Problem statement: Write every entry out again exactly, please, and skip the pictures.

*** Input data

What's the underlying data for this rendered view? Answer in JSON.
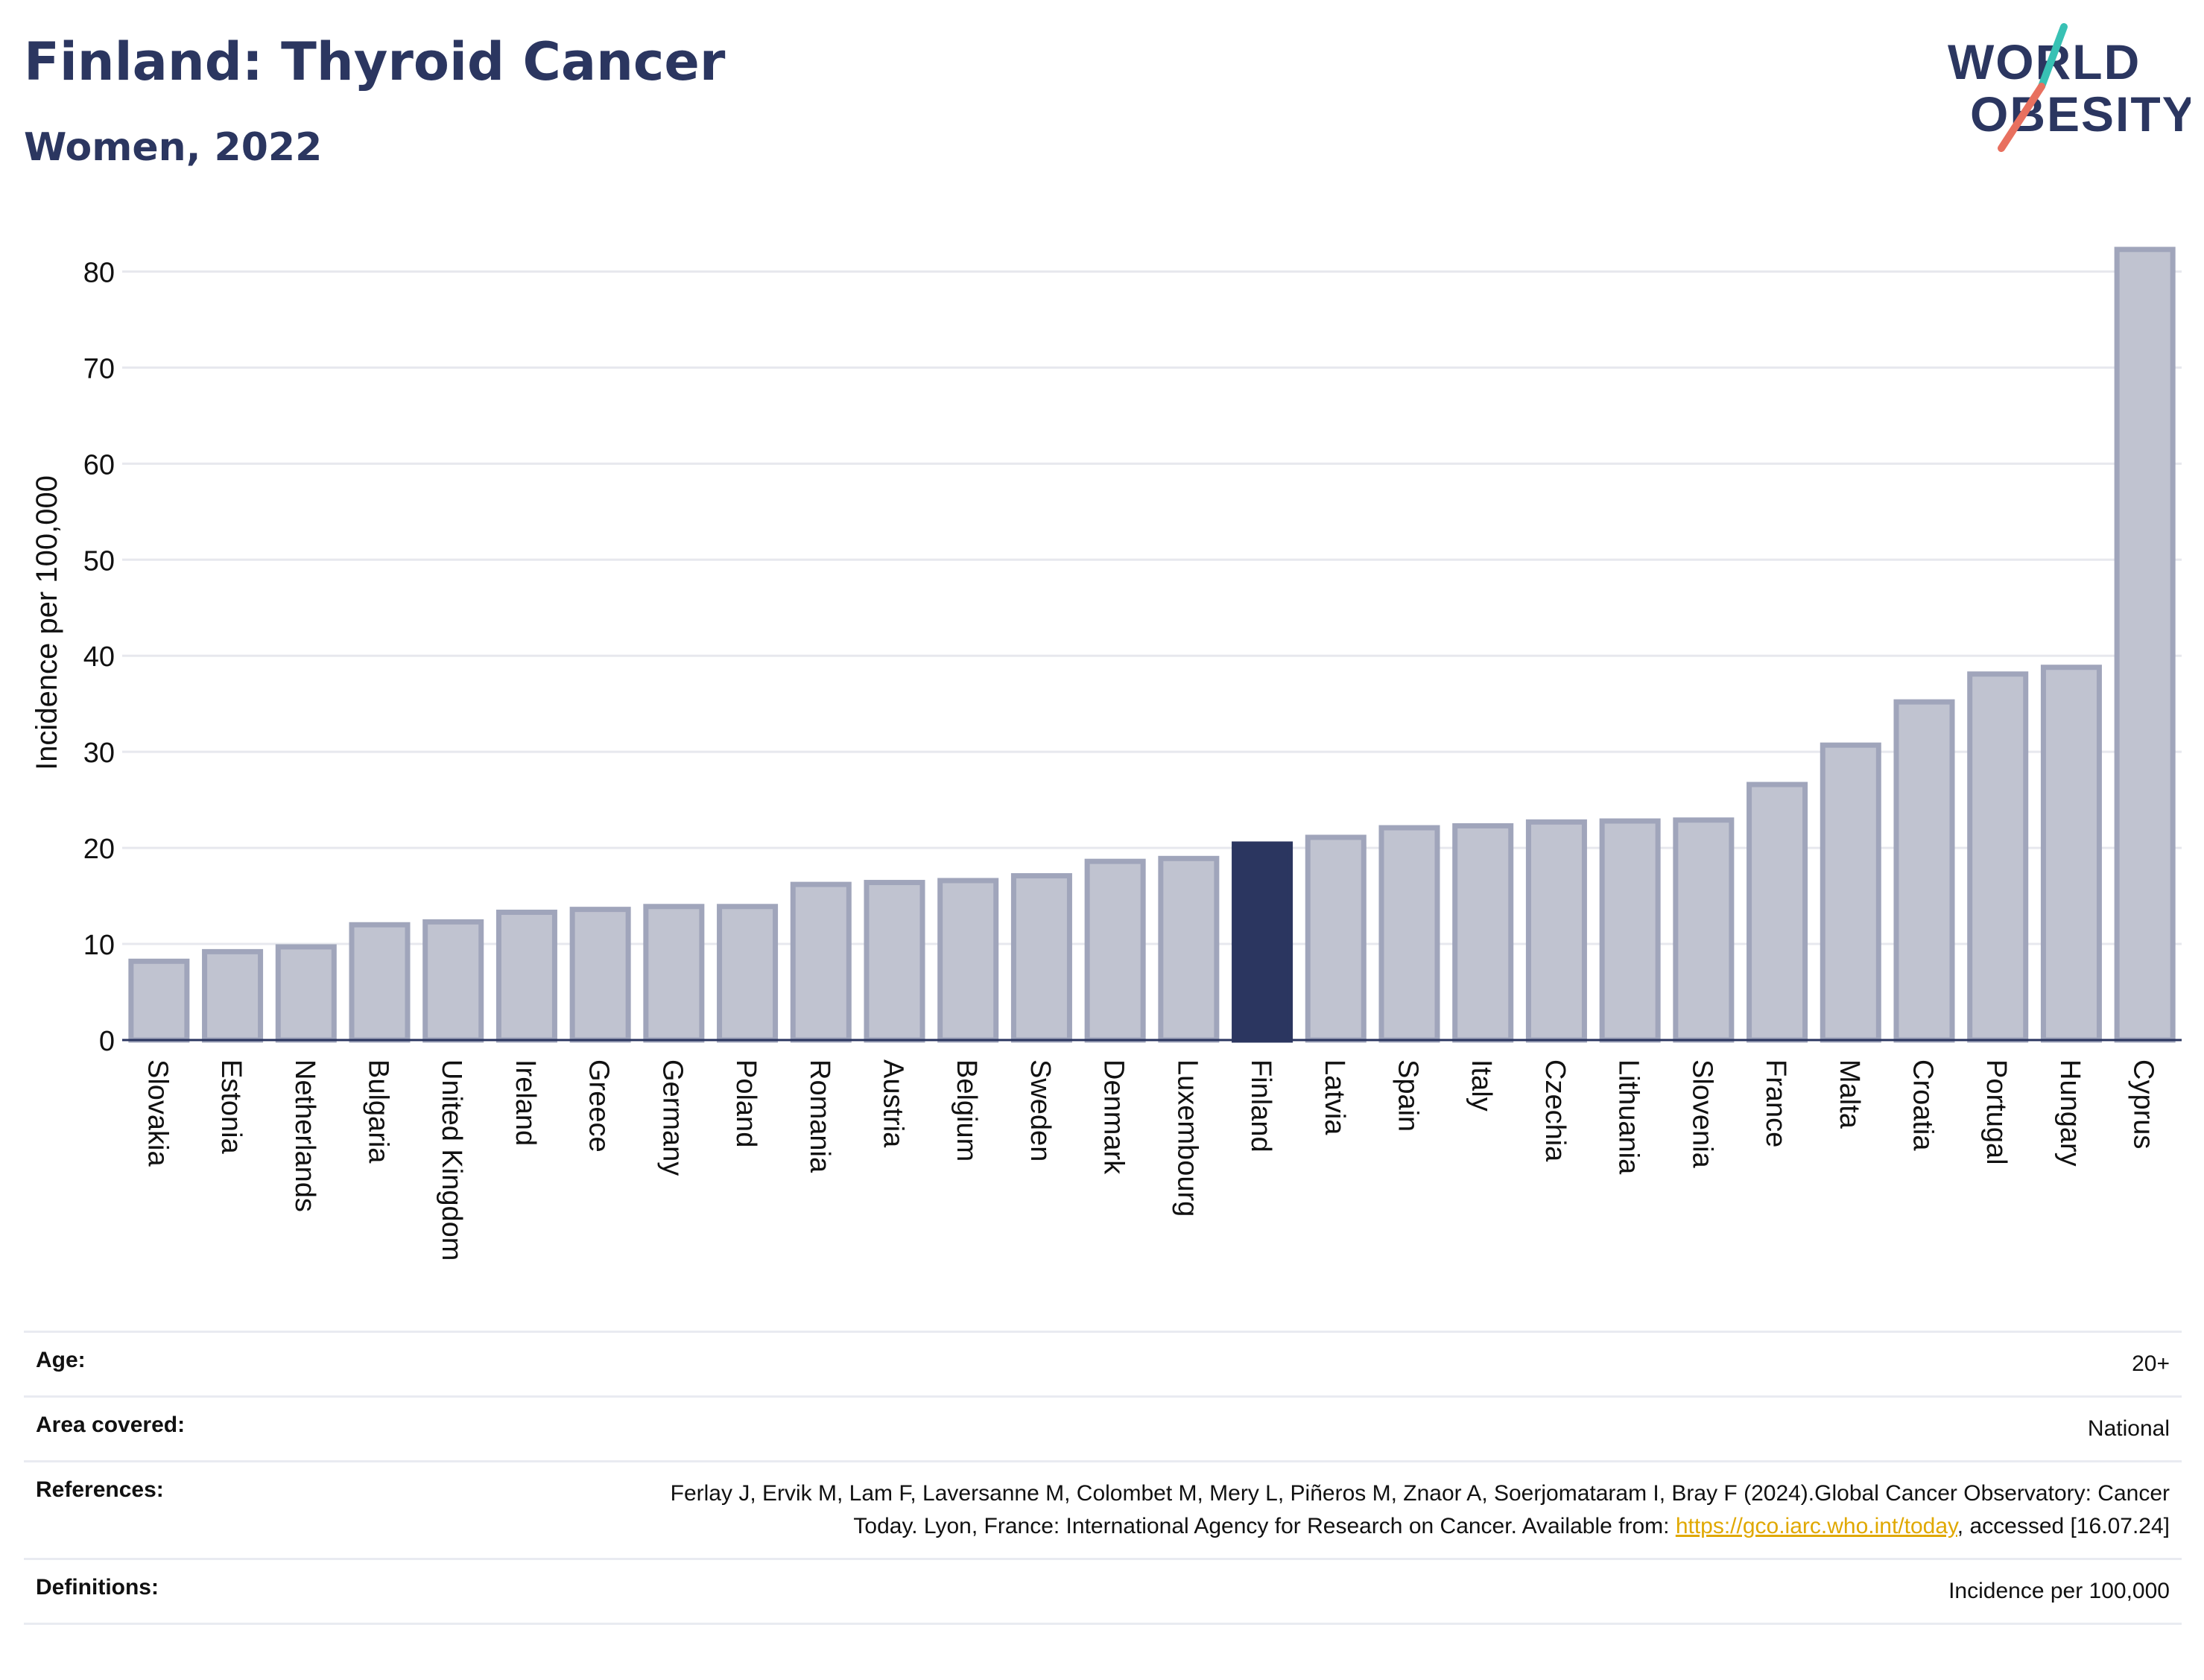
{
  "header": {
    "title": "Finland: Thyroid Cancer",
    "subtitle": "Women, 2022",
    "logo_line1": "WORLD",
    "logo_line2": "OBESITY"
  },
  "colors": {
    "bar": "#c0c3d0",
    "bar_border": "#a0a5bb",
    "highlight": "#2b3660",
    "grid": "#e7e8ee",
    "axis": "#2b3660",
    "logo_teal": "#38c1b4",
    "logo_coral": "#e8705f"
  },
  "chart_data": {
    "type": "bar",
    "ylabel": "Incidence per 100,000",
    "ylim": [
      0,
      85
    ],
    "yticks": [
      0,
      10,
      20,
      30,
      40,
      50,
      60,
      70,
      80
    ],
    "grid": true,
    "highlight": "Finland",
    "categories": [
      "Slovakia",
      "Estonia",
      "Netherlands",
      "Bulgaria",
      "United Kingdom",
      "Ireland",
      "Greece",
      "Germany",
      "Poland",
      "Romania",
      "Austria",
      "Belgium",
      "Sweden",
      "Denmark",
      "Luxembourg",
      "Finland",
      "Latvia",
      "Spain",
      "Italy",
      "Czechia",
      "Lithuania",
      "Slovenia",
      "France",
      "Malta",
      "Croatia",
      "Portugal",
      "Hungary",
      "Cyprus"
    ],
    "values": [
      8.2,
      9.2,
      9.7,
      12.0,
      12.3,
      13.3,
      13.6,
      13.9,
      13.9,
      16.2,
      16.4,
      16.6,
      17.1,
      18.6,
      18.9,
      20.4,
      21.1,
      22.1,
      22.3,
      22.7,
      22.8,
      22.9,
      26.6,
      30.7,
      35.2,
      38.1,
      38.8,
      82.3
    ]
  },
  "meta": {
    "age_label": "Age:",
    "age_value": "20+",
    "area_label": "Area covered:",
    "area_value": "National",
    "references_label": "References:",
    "references_text": "Ferlay J, Ervik M, Lam F, Laversanne M, Colombet M, Mery L, Piñeros M, Znaor A, Soerjomataram I, Bray F (2024).Global Cancer Observatory: Cancer Today. Lyon, France: International Agency for Research on Cancer. Available from:",
    "references_link": "https://gco.iarc.who.int/today",
    "references_tail": ", accessed [16.07.24]",
    "definitions_label": "Definitions:",
    "definitions_value": "Incidence per 100,000"
  }
}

******

Worked solution:
What's the underlying data for this rendered view? Answer in JSON.
{
  "header": {
    "title": "Finland: Thyroid Cancer",
    "subtitle": "Women, 2022",
    "logo_line1": "WORLD",
    "logo_line2": "OBESITY"
  },
  "colors": {
    "bar": "#c0c3d0",
    "bar_border": "#a0a5bb",
    "highlight": "#2b3660",
    "grid": "#e7e8ee",
    "axis": "#2b3660",
    "logo_teal": "#38c1b4",
    "logo_coral": "#e8705f"
  },
  "chart_data": {
    "type": "bar",
    "ylabel": "Incidence per 100,000",
    "ylim": [
      0,
      85
    ],
    "yticks": [
      0,
      10,
      20,
      30,
      40,
      50,
      60,
      70,
      80
    ],
    "grid": true,
    "highlight": "Finland",
    "categories": [
      "Slovakia",
      "Estonia",
      "Netherlands",
      "Bulgaria",
      "United Kingdom",
      "Ireland",
      "Greece",
      "Germany",
      "Poland",
      "Romania",
      "Austria",
      "Belgium",
      "Sweden",
      "Denmark",
      "Luxembourg",
      "Finland",
      "Latvia",
      "Spain",
      "Italy",
      "Czechia",
      "Lithuania",
      "Slovenia",
      "France",
      "Malta",
      "Croatia",
      "Portugal",
      "Hungary",
      "Cyprus"
    ],
    "values": [
      8.2,
      9.2,
      9.7,
      12.0,
      12.3,
      13.3,
      13.6,
      13.9,
      13.9,
      16.2,
      16.4,
      16.6,
      17.1,
      18.6,
      18.9,
      20.4,
      21.1,
      22.1,
      22.3,
      22.7,
      22.8,
      22.9,
      26.6,
      30.7,
      35.2,
      38.1,
      38.8,
      82.3
    ]
  },
  "meta": {
    "age_label": "Age:",
    "age_value": "20+",
    "area_label": "Area covered:",
    "area_value": "National",
    "references_label": "References:",
    "references_text": "Ferlay J, Ervik M, Lam F, Laversanne M, Colombet M, Mery L, Piñeros M, Znaor A, Soerjomataram I, Bray F (2024).Global Cancer Observatory: Cancer Today. Lyon, France: International Agency for Research on Cancer. Available from:",
    "references_link": "https://gco.iarc.who.int/today",
    "references_tail": ", accessed [16.07.24]",
    "definitions_label": "Definitions:",
    "definitions_value": "Incidence per 100,000"
  }
}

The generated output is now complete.